**EXERCISE DIRECTIONS**.
Quote the full listing word for word.

**SUPPLIED INFORMATION**.
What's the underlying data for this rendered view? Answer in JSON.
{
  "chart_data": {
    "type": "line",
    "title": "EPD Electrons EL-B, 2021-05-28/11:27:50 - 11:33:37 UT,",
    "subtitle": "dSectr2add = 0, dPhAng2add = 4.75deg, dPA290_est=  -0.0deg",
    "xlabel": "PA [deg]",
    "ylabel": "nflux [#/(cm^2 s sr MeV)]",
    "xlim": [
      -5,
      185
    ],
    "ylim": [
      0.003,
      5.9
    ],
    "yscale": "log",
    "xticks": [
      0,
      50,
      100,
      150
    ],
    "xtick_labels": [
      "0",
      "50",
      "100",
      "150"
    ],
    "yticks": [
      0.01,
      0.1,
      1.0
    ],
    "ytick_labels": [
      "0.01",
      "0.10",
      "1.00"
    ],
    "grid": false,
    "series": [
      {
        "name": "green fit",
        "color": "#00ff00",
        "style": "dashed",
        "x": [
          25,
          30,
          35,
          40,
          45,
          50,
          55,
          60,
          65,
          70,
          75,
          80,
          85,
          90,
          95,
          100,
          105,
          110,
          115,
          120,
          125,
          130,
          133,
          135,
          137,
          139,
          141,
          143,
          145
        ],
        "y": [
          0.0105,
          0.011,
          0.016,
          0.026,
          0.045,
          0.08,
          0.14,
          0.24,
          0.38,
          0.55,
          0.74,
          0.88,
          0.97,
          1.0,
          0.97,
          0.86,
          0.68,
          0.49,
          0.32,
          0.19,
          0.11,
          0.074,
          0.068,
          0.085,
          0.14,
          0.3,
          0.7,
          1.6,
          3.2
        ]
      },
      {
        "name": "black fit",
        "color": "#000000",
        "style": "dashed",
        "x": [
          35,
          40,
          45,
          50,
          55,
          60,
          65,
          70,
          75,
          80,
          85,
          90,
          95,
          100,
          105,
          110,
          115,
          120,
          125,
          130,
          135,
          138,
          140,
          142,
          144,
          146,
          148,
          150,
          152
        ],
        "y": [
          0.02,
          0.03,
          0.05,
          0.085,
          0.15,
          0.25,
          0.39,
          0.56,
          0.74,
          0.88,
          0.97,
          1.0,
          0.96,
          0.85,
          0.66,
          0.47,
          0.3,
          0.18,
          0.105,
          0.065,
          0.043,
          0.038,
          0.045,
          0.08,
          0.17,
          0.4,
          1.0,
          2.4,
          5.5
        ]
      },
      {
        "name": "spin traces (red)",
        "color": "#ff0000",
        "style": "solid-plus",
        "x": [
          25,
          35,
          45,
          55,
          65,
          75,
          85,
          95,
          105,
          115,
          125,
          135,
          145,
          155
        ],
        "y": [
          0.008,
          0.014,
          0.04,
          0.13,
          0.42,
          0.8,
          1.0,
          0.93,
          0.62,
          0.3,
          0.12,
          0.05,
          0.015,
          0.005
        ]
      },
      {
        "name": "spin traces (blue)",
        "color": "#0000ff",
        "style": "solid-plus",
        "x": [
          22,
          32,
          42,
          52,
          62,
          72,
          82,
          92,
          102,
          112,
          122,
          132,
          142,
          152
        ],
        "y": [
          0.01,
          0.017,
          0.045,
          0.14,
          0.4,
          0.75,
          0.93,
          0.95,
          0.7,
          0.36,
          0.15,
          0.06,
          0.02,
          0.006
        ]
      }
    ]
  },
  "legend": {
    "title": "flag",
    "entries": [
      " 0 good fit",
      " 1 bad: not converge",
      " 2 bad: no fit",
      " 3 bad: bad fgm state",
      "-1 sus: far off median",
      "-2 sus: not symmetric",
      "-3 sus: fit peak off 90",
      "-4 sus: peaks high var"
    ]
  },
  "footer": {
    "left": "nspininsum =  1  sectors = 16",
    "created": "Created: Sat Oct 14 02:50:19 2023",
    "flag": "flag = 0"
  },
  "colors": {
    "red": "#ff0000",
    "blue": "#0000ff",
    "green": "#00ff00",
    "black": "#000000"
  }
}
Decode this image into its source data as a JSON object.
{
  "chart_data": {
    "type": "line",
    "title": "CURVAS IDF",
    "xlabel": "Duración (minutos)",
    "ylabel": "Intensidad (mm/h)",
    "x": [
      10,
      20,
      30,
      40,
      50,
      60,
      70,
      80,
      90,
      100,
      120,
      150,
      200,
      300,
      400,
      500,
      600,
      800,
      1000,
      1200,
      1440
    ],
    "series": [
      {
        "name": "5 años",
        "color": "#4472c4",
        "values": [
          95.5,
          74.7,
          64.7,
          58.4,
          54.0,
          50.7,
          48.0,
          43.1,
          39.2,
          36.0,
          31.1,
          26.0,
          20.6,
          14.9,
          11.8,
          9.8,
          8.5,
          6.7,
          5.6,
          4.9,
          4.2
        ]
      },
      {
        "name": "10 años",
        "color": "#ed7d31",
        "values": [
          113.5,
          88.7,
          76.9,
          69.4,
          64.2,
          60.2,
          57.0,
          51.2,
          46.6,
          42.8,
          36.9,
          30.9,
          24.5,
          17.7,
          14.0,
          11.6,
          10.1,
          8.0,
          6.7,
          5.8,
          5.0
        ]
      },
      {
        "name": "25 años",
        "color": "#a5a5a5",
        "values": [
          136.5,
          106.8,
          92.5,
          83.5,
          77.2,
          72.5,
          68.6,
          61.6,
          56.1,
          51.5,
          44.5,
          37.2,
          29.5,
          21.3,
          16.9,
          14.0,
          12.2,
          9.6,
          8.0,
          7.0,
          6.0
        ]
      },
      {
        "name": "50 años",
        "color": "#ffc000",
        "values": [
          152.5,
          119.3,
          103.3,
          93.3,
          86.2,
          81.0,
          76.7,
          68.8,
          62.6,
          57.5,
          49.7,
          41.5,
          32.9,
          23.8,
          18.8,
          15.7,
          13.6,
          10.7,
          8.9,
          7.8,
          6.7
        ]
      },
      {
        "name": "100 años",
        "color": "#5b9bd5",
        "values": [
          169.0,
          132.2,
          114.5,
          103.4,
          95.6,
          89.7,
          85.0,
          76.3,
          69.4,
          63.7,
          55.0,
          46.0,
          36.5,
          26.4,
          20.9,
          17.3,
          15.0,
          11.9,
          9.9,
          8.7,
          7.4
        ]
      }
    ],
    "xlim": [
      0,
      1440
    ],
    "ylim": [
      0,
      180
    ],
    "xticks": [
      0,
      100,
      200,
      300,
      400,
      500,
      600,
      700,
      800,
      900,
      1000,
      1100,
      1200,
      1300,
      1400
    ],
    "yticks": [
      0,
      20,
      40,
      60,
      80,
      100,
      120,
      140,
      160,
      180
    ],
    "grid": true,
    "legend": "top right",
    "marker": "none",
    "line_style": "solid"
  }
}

**TASK RESPONSE**.
What's the underlying data for this rendered view? Answer in JSON.
{
  "chart_data": {
    "type": "line",
    "title": "EPD Electrons EL-B, 2021-05-28/11:27:50 - 11:33:37 UT,",
    "subtitle": "dSectr2add = 0, dPhAng2add = 4.75deg, dPA290_est=  -0.0deg",
    "xlabel": "PA [deg]",
    "ylabel": "nflux [#/(cm^2 s sr MeV)]",
    "xlim": [
      -5,
      185
    ],
    "ylim": [
      0.003,
      5.9
    ],
    "yscale": "log",
    "xticks": [
      0,
      50,
      100,
      150
    ],
    "xtick_labels": [
      "0",
      "50",
      "100",
      "150"
    ],
    "yticks": [
      0.01,
      0.1,
      1.0
    ],
    "ytick_labels": [
      "0.01",
      "0.10",
      "1.00"
    ],
    "grid": false,
    "series": [
      {
        "name": "green fit",
        "color": "#00ff00",
        "style": "dashed",
        "x": [
          25,
          30,
          35,
          40,
          45,
          50,
          55,
          60,
          65,
          70,
          75,
          80,
          85,
          90,
          95,
          100,
          105,
          110,
          115,
          120,
          125,
          130,
          133,
          135,
          137,
          139,
          141,
          143,
          145
        ],
        "y": [
          0.0105,
          0.011,
          0.016,
          0.026,
          0.045,
          0.08,
          0.14,
          0.24,
          0.38,
          0.55,
          0.74,
          0.88,
          0.97,
          1.0,
          0.97,
          0.86,
          0.68,
          0.49,
          0.32,
          0.19,
          0.11,
          0.074,
          0.068,
          0.085,
          0.14,
          0.3,
          0.7,
          1.6,
          3.2
        ]
      },
      {
        "name": "black fit",
        "color": "#000000",
        "style": "dashed",
        "x": [
          35,
          40,
          45,
          50,
          55,
          60,
          65,
          70,
          75,
          80,
          85,
          90,
          95,
          100,
          105,
          110,
          115,
          120,
          125,
          130,
          135,
          138,
          140,
          142,
          144,
          146,
          148,
          150,
          152
        ],
        "y": [
          0.02,
          0.03,
          0.05,
          0.085,
          0.15,
          0.25,
          0.39,
          0.56,
          0.74,
          0.88,
          0.97,
          1.0,
          0.96,
          0.85,
          0.66,
          0.47,
          0.3,
          0.18,
          0.105,
          0.065,
          0.043,
          0.038,
          0.045,
          0.08,
          0.17,
          0.4,
          1.0,
          2.4,
          5.5
        ]
      },
      {
        "name": "spin traces (red)",
        "color": "#ff0000",
        "style": "solid-plus",
        "x": [
          25,
          35,
          45,
          55,
          65,
          75,
          85,
          95,
          105,
          115,
          125,
          135,
          145,
          155
        ],
        "y": [
          0.008,
          0.014,
          0.04,
          0.13,
          0.42,
          0.8,
          1.0,
          0.93,
          0.62,
          0.3,
          0.12,
          0.05,
          0.015,
          0.005
        ]
      },
      {
        "name": "spin traces (blue)",
        "color": "#0000ff",
        "style": "solid-plus",
        "x": [
          22,
          32,
          42,
          52,
          62,
          72,
          82,
          92,
          102,
          112,
          122,
          132,
          142,
          152
        ],
        "y": [
          0.01,
          0.017,
          0.045,
          0.14,
          0.4,
          0.75,
          0.93,
          0.95,
          0.7,
          0.36,
          0.15,
          0.06,
          0.02,
          0.006
        ]
      }
    ]
  },
  "legend": {
    "title": "flag",
    "entries": [
      " 0 good fit",
      " 1 bad: not converge",
      " 2 bad: no fit",
      " 3 bad: bad fgm state",
      "-1 sus: far off median",
      "-2 sus: not symmetric",
      "-3 sus: fit peak off 90",
      "-4 sus: peaks high var"
    ]
  },
  "footer": {
    "left": "nspininsum =  1  sectors = 16",
    "created": "Created: Sat Oct 14 02:50:19 2023",
    "flag": "flag = 0"
  },
  "colors": {
    "red": "#ff0000",
    "blue": "#0000ff",
    "green": "#00ff00",
    "black": "#000000"
  }
}
Decode this image into its source data as a JSON object.
{
  "chart_data": {
    "type": "line",
    "title": "CURVAS IDF",
    "xlabel": "Duración (minutos)",
    "ylabel": "Intensidad (mm/h)",
    "x": [
      10,
      20,
      30,
      40,
      50,
      60,
      70,
      80,
      90,
      100,
      120,
      150,
      200,
      300,
      400,
      500,
      600,
      800,
      1000,
      1200,
      1440
    ],
    "series": [
      {
        "name": "5 años",
        "color": "#4472c4",
        "values": [
          95.5,
          74.7,
          64.7,
          58.4,
          54.0,
          50.7,
          48.0,
          43.1,
          39.2,
          36.0,
          31.1,
          26.0,
          20.6,
          14.9,
          11.8,
          9.8,
          8.5,
          6.7,
          5.6,
          4.9,
          4.2
        ]
      },
      {
        "name": "10 años",
        "color": "#ed7d31",
        "values": [
          113.5,
          88.7,
          76.9,
          69.4,
          64.2,
          60.2,
          57.0,
          51.2,
          46.6,
          42.8,
          36.9,
          30.9,
          24.5,
          17.7,
          14.0,
          11.6,
          10.1,
          8.0,
          6.7,
          5.8,
          5.0
        ]
      },
      {
        "name": "25 años",
        "color": "#a5a5a5",
        "values": [
          136.5,
          106.8,
          92.5,
          83.5,
          77.2,
          72.5,
          68.6,
          61.6,
          56.1,
          51.5,
          44.5,
          37.2,
          29.5,
          21.3,
          16.9,
          14.0,
          12.2,
          9.6,
          8.0,
          7.0,
          6.0
        ]
      },
      {
        "name": "50 años",
        "color": "#ffc000",
        "values": [
          152.5,
          119.3,
          103.3,
          93.3,
          86.2,
          81.0,
          76.7,
          68.8,
          62.6,
          57.5,
          49.7,
          41.5,
          32.9,
          23.8,
          18.8,
          15.7,
          13.6,
          10.7,
          8.9,
          7.8,
          6.7
        ]
      },
      {
        "name": "100 años",
        "color": "#5b9bd5",
        "values": [
          169.0,
          132.2,
          114.5,
          103.4,
          95.6,
          89.7,
          85.0,
          76.3,
          69.4,
          63.7,
          55.0,
          46.0,
          36.5,
          26.4,
          20.9,
          17.3,
          15.0,
          11.9,
          9.9,
          8.7,
          7.4
        ]
      }
    ],
    "xlim": [
      0,
      1440
    ],
    "ylim": [
      0,
      180
    ],
    "xticks": [
      0,
      100,
      200,
      300,
      400,
      500,
      600,
      700,
      800,
      900,
      1000,
      1100,
      1200,
      1300,
      1400
    ],
    "yticks": [
      0,
      20,
      40,
      60,
      80,
      100,
      120,
      140,
      160,
      180
    ],
    "grid": true,
    "legend": "top right",
    "marker": "none",
    "line_style": "solid"
  }
}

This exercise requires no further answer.